* BEGIN Data provided *

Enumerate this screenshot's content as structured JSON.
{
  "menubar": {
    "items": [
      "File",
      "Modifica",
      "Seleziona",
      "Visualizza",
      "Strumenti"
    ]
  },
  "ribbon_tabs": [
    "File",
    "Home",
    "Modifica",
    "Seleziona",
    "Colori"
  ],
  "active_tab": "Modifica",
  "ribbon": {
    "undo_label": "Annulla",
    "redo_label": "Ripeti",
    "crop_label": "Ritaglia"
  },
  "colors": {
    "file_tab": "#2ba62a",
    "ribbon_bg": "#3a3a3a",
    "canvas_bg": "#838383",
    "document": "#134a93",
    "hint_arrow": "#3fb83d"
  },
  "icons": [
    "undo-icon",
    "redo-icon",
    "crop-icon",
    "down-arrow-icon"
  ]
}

* END Data provided *
* BEGIN Data provided *

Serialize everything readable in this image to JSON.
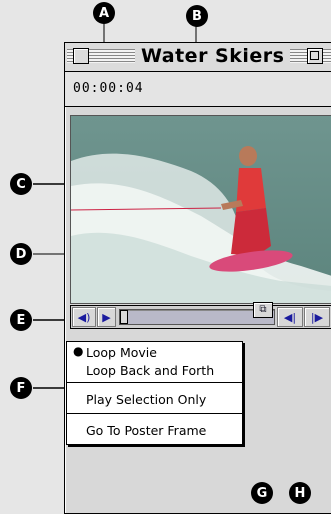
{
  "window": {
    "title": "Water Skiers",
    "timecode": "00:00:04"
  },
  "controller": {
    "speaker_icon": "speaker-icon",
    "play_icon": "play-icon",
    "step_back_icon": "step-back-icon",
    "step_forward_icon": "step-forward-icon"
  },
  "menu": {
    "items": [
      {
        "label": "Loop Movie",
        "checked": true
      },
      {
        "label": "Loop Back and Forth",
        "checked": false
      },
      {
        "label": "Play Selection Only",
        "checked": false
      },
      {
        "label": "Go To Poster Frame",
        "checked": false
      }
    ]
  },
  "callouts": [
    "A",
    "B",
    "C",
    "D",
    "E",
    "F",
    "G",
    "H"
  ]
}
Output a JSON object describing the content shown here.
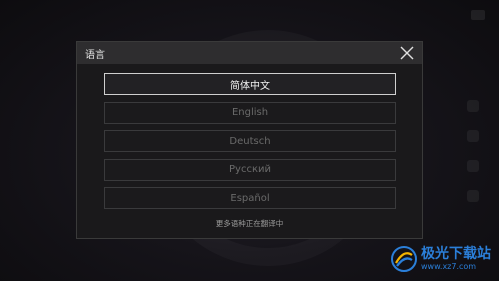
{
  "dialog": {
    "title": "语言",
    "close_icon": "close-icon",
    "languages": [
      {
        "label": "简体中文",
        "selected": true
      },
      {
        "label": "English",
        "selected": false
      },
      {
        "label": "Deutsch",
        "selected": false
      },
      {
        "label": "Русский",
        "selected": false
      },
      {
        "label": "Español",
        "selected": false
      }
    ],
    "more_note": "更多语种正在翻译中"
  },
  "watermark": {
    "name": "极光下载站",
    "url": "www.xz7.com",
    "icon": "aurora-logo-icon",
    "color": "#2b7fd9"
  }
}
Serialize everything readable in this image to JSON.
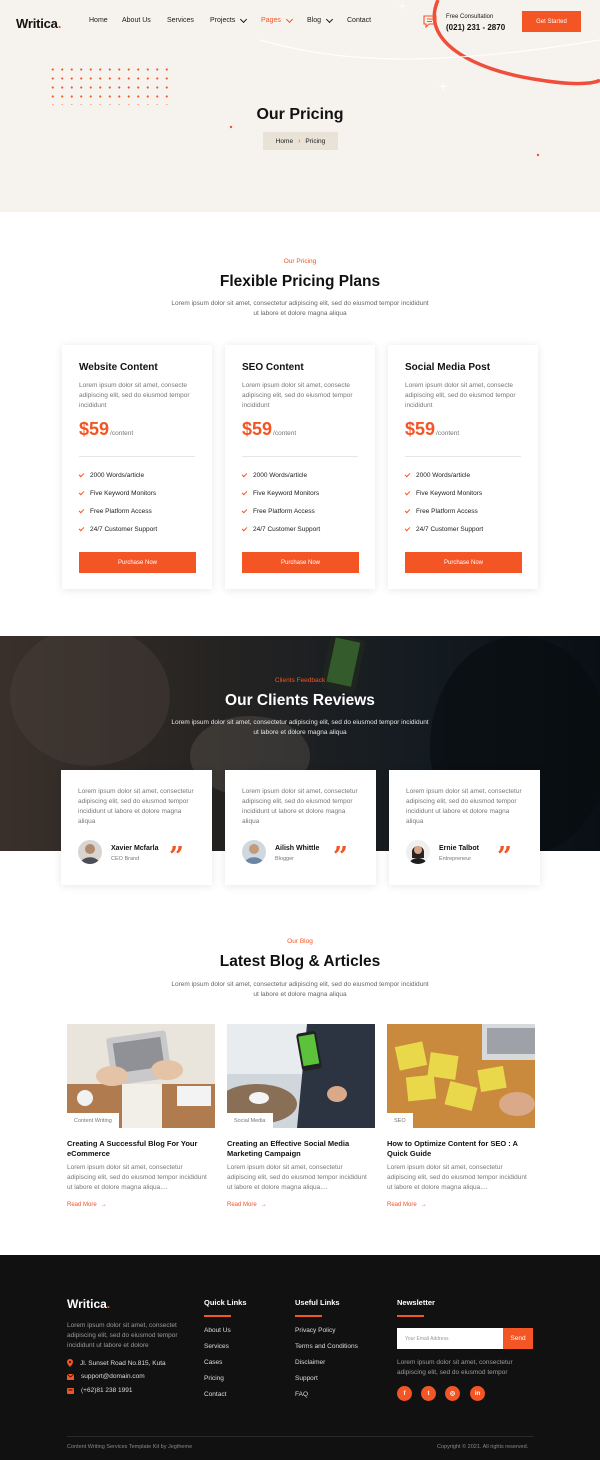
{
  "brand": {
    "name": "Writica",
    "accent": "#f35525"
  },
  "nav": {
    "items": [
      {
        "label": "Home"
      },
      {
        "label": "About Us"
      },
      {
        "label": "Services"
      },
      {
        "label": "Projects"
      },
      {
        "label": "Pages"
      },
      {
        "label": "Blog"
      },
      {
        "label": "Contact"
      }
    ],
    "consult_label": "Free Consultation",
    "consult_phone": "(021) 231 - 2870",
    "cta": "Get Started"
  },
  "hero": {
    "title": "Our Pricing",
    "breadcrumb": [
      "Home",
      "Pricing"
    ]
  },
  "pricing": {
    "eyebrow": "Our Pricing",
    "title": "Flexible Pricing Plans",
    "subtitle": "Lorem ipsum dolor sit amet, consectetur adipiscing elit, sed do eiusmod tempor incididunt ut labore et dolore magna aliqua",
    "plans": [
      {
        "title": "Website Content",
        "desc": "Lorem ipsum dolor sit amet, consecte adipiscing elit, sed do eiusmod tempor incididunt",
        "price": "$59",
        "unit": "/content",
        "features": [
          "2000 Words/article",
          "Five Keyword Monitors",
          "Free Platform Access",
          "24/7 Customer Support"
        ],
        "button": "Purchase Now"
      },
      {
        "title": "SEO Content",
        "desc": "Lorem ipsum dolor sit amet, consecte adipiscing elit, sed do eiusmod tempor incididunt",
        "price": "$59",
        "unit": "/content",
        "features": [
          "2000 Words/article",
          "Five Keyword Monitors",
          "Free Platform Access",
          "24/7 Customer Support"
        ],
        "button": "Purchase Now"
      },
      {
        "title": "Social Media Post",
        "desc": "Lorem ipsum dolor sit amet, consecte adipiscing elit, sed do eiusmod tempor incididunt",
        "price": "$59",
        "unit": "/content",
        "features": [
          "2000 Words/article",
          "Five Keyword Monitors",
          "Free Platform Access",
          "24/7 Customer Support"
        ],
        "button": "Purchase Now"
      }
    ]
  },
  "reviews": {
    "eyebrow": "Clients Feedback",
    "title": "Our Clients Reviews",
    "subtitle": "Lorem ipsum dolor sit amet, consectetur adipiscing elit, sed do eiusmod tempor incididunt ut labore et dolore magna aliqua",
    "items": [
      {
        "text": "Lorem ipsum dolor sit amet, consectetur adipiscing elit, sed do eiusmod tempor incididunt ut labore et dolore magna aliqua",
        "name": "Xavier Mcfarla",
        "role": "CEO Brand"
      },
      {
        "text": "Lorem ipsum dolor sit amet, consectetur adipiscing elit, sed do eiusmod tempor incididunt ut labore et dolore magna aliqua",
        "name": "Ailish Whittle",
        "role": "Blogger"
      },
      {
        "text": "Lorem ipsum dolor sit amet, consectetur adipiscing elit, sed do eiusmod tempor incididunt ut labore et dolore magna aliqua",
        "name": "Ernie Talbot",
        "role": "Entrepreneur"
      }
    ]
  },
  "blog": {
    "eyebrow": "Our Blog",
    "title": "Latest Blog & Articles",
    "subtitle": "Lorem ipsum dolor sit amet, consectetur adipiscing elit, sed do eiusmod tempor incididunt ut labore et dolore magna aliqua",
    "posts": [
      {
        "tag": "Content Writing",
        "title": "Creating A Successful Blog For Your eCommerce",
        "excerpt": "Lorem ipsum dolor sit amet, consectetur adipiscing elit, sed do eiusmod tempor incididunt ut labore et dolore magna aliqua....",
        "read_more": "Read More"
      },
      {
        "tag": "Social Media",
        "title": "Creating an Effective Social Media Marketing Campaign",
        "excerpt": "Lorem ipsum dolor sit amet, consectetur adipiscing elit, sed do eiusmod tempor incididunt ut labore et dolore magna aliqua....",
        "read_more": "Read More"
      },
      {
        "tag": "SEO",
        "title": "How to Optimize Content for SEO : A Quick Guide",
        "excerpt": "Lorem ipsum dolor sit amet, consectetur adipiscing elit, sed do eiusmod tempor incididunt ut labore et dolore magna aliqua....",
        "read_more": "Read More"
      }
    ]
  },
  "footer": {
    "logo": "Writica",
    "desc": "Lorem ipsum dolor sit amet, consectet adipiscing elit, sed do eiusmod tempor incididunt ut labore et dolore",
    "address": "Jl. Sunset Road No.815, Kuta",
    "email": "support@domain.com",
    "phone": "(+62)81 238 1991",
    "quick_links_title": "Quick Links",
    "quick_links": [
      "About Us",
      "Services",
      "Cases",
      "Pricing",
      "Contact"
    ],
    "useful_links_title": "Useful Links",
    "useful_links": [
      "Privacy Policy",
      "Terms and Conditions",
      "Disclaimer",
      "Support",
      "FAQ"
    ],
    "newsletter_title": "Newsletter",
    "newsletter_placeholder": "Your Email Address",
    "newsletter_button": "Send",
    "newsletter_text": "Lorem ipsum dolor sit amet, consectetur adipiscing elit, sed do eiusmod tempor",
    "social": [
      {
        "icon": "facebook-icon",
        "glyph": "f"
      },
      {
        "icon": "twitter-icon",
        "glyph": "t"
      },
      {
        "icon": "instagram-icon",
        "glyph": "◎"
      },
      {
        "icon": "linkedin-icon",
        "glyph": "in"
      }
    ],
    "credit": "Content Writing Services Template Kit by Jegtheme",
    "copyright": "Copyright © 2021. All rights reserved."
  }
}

* END Data provided *

# Brief:
State the count of lines with the word "role" in them, and write nothing else.

# The response:
3